→ Texto en estudio
En lo que precede he intentado establecer en qué matriz psíquica fue asumida la figura de Cristo en el curso de los siglos. De no existir una afinidad (magneto) entre la figura del Redentor y ciertos contenidos del inconsciente, nunca hubiese podido un espíritu humano ver la luz en Cristo y abrazarla con fervor. La pieza de conexión entre ambos es el arquetipo del hombre-dios, que por una parte se hizo en Cristo realidad histórica, y por otra, en cuanto presencia "eterna", señorea el alma como totalidad supraordinada, o sea, precisamente, como el si-mismo. Es, como el sacerdote en la visión de Zósimo, un kyrios tôn pneumátôn en el doble sentido de "Señor de los espíritus" y de "Señor sobre los (malos) espíritus", lo que constituye una significación esencial del Kyrios cristiano.


El símbolo, extracanónico, del pez nos ha introducido en esa matriz psíquica y con ello en la esfera de lo vivenciable, donde los incognoscibles arquetipos son vivientes, cambian en infinita sucesión atuendo y nombre, y despliegan, en cierto modo como en una circunambulación, su nunca vista esencia. La piedra filosofal, que significa a Dios hecho hombre o al hombre hecho Dios, tiene "mil nombres". No es Cristo, sino su paralelo, es decir, aquello que en el ámbito subjetivo corresponde a lo que el dogma llama Cristo. Por eso la alquimia nos proporciona un claro concepto de lo que significa Cristo en la experiencia subjetiva y bajo qué envolturas de índole a la vez delusoria e iluminadora se vivencia su presencia operante en su trascendente inasibilidad. Podría mostrarse lo mismo en la psicología del individuo moderno, como lo he hecho en la segunda parte de mi libro Psicología y Alquimia; pero es una tarea demasiado exigente y minuciosa, pues necesita una cantidad de casuística biográfica, con que podrían llenarse volúmenes. Empresa semejante excedería mis fuerzas. Debo, pues, contentarme con haber puesto algunos fundamentos históricos y conceptuales para ese trabajo del futuro.

→ Con la información
(1) Según el texto en estudio, ¿qué funciona como pieza de conexión entre la figura del Redentor y ciertos contenidos del inconsciente?
(2) Enumere todo lo que, según el texto en estudio, hacen los incognoscibles arquetipos en la esfera de lo vivenciable.
(3) Prosiga el texto sobre la figura de Cristo y la alquimia desde el punto en que termina.

→ Datos proporcionados
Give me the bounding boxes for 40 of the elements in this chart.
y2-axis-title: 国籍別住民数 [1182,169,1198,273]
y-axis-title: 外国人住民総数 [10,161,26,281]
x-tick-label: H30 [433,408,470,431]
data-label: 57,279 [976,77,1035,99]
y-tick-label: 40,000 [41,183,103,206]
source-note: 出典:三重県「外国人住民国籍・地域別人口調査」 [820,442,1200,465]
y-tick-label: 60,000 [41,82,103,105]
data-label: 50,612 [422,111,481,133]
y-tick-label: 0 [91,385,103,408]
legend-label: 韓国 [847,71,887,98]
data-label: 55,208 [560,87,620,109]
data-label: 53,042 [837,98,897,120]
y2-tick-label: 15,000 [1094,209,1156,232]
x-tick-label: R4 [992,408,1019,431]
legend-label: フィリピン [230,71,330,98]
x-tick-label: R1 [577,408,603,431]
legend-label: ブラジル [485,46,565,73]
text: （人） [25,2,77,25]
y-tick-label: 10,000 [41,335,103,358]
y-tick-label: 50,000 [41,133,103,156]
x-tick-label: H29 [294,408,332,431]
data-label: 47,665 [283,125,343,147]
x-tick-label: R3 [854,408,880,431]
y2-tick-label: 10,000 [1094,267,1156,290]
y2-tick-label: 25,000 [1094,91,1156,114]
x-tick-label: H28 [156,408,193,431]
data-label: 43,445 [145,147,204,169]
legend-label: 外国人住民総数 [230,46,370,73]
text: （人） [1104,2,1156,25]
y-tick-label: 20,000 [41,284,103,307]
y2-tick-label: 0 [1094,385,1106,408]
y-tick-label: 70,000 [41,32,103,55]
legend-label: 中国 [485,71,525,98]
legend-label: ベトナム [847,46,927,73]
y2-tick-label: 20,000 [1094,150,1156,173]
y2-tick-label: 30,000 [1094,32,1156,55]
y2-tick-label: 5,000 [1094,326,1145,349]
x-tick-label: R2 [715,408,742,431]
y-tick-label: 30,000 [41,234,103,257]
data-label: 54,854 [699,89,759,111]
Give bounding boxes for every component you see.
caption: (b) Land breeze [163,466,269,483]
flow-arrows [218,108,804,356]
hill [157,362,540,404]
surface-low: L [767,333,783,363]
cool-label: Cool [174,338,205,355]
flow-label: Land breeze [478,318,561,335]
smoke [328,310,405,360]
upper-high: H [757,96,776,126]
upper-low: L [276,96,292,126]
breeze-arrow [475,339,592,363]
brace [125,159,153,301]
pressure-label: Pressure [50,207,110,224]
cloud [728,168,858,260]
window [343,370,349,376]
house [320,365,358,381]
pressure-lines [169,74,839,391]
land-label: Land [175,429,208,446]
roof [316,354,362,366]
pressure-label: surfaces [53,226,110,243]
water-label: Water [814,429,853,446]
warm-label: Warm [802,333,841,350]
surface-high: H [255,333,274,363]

→ Problemas resueltos
(1) El arquetipo del hombre-dios.

(2)
- Son vivientes.
- Cambian en infinita sucesión atuendo y nombre.
- Despliegan su nunca vista esencia, en cierto modo como en una circunambulación.

(3)
Resumiendo, quisiera destacar una vez más que el símbolo del pez representa una asunción espontánea de la figura evangélica de Cristo, y consiguientemente un síntoma, por así decirlo, que muestra de qué modo y con qué significación ese símbolo fue asumido por el inconsciente. A este respecto, la alegoría patrística de la captura del Leviatán (la cruz como anzuelo, Cristo a ella clavado como cebo) es enteramente característica: un contenido (pez) del inconsciente (mar) ha sido apresado y se ha adherido a la figura de Cristo. De ahí procede sin duda la peculiar expresión de san Agustín: de profundo levatus ("levantado de la profundidad"); lo que ciertamente es aplicable al pez; ¿pero a Cristo? La imagen del pez surge de la profundidad del inconsciente enfrentándose en correspondencia con la figura kerigmática de Cristo; y, si Cristo es invocado como Ikhthys [pez], esta designación remite a aquello que se ha desprendido de la profundidad del inconsciente. El símbolo del pez, por lo tanto, constituye el puente entre la figura histórica de Cristo y la naturaleza anímica del hombre, en la que tiene su asiento el arquetipo del Redentor. Por esta vía Cristo se hace vivencia, el "Cristo en nosotros".


Como lo he mostrado, la simbólica alquímica del pez lleva en línea directa al lapis philosophorum, el salvator, servator y deus terrenus, es decir, psicológicamente, al sí-mismo (Self). Con ello surge en lugar del pez un nuevo símbolo: un concepto psicológico de la totalidad humana. El Self significa la Divinidad tanto o tan poco como el pez es Cristo. Pero es una correspondencia y una vivencia interna, una recepción de Cristo en la matriz psíquica o una realización más del Hijo de Dios ahora en un simbolismo no ya teriomórfico sino conceptual ("filosófico"). Con ello, frente al mudo e inconsciente pez, se expresa claramente un aumento en el devenir de la conciencia.